Data excerpts:
- - -
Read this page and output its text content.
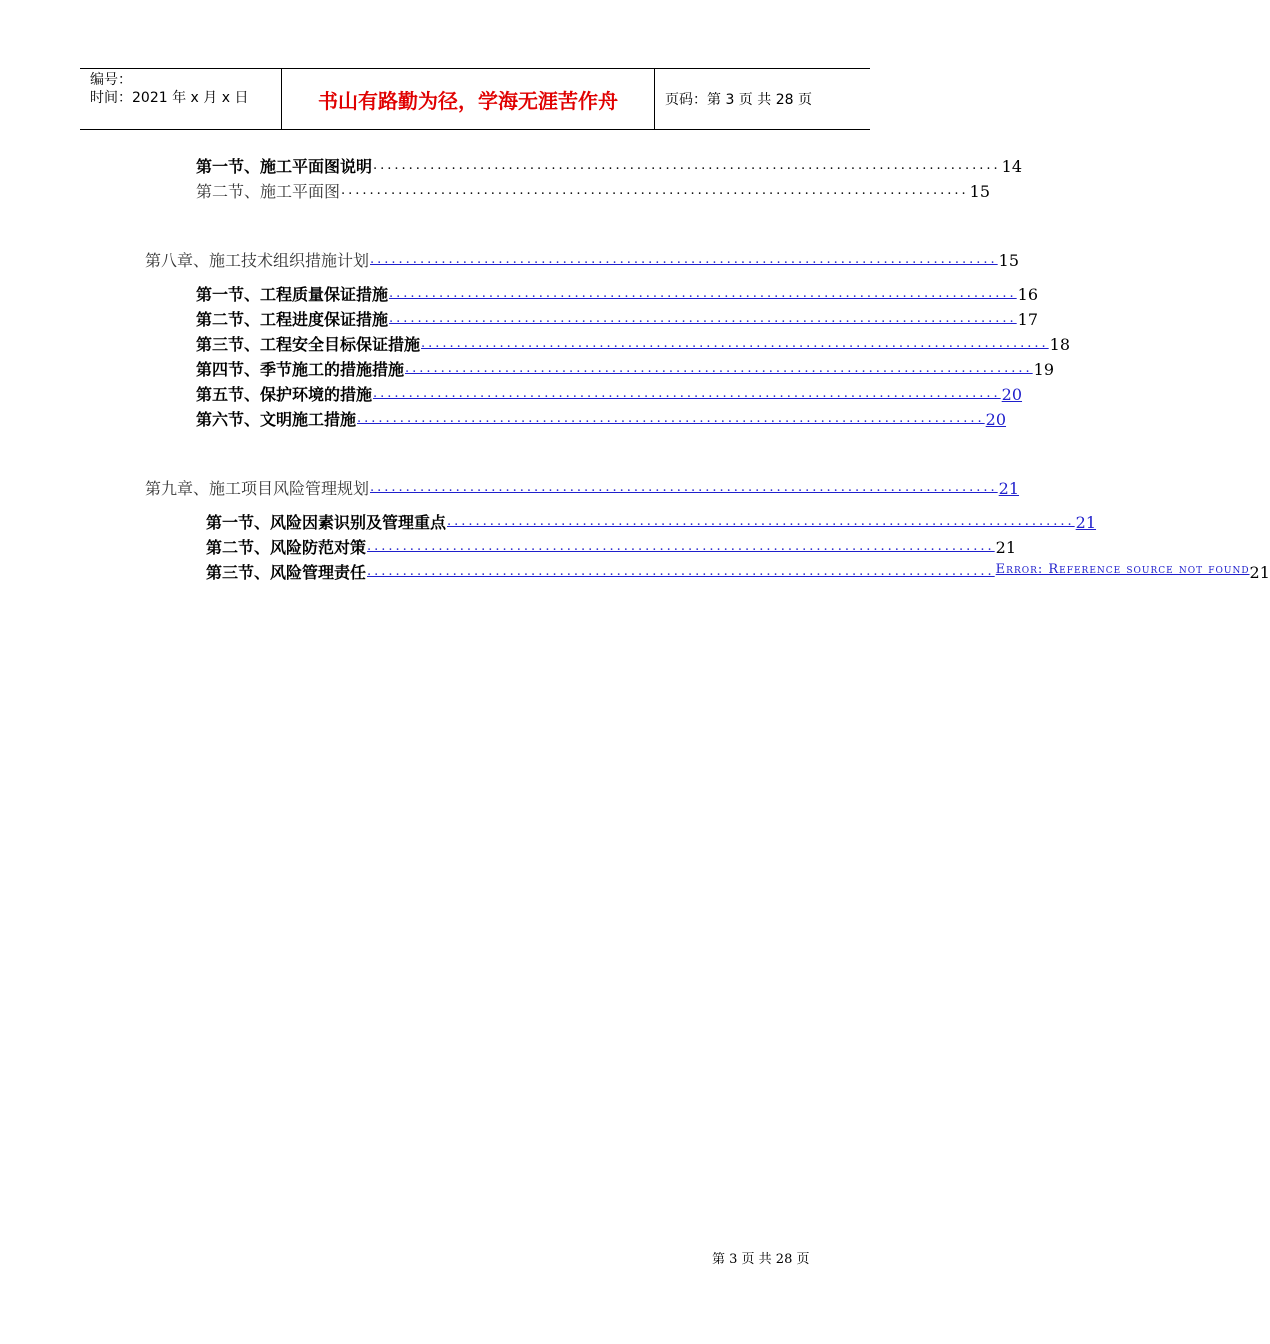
编号：
时间：2021 年 x 月 x 日	书山有路勤为径，学海无涯苦作舟	页码：第 3 页 共 28 页
第一节、施工平面图说明 ........................................................................................ 14
第二节、施工平面图 ........................................................................................ 15
第八章、施工技术组织措施计划 ........................................................................................ 15
第一节、工程质量保证措施 ........................................................................................ 16
第二节、工程进度保证措施 ........................................................................................ 17
第三节、工程安全目标保证措施 ........................................................................................ 18
第四节、季节施工的措施措施 ........................................................................................ 19
第五节、保护环境的措施 ........................................................................................ 20
第六节、文明施工措施 ........................................................................................ 20
第九章、施工项目风险管理规划 ........................................................................................ 21
第一节、风险因素识别及管理重点 ........................................................................................ 21
第二节、风险防范对策 ........................................................................................ 21
第三节、风险管理责任 ........................................................................................ Error: Reference source not found 21
第 3 页 共 28 页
- - -
STATED PROBLEM:
Using the data above, print every line exactly, omitting pictures.

RESULT OF THIS EXERCISE:
Read this page and output its text content.
编号：
时间：2021 年 x 月 x 日	书山有路勤为径，学海无涯苦作舟	页码：第 3 页 共 28 页
第一节、施工平面图说明 ........................................................................................ 14
第二节、施工平面图 ........................................................................................ 15
第八章、施工技术组织措施计划 ........................................................................................ 15
第一节、工程质量保证措施 ........................................................................................ 16
第二节、工程进度保证措施 ........................................................................................ 17
第三节、工程安全目标保证措施 ........................................................................................ 18
第四节、季节施工的措施措施 ........................................................................................ 19
第五节、保护环境的措施 ........................................................................................ 20
第六节、文明施工措施 ........................................................................................ 20
第九章、施工项目风险管理规划 ........................................................................................ 21
第一节、风险因素识别及管理重点 ........................................................................................ 21
第二节、风险防范对策 ........................................................................................ 21
第三节、风险管理责任 ........................................................................................ Error: Reference source not found 21
第 3 页 共 28 页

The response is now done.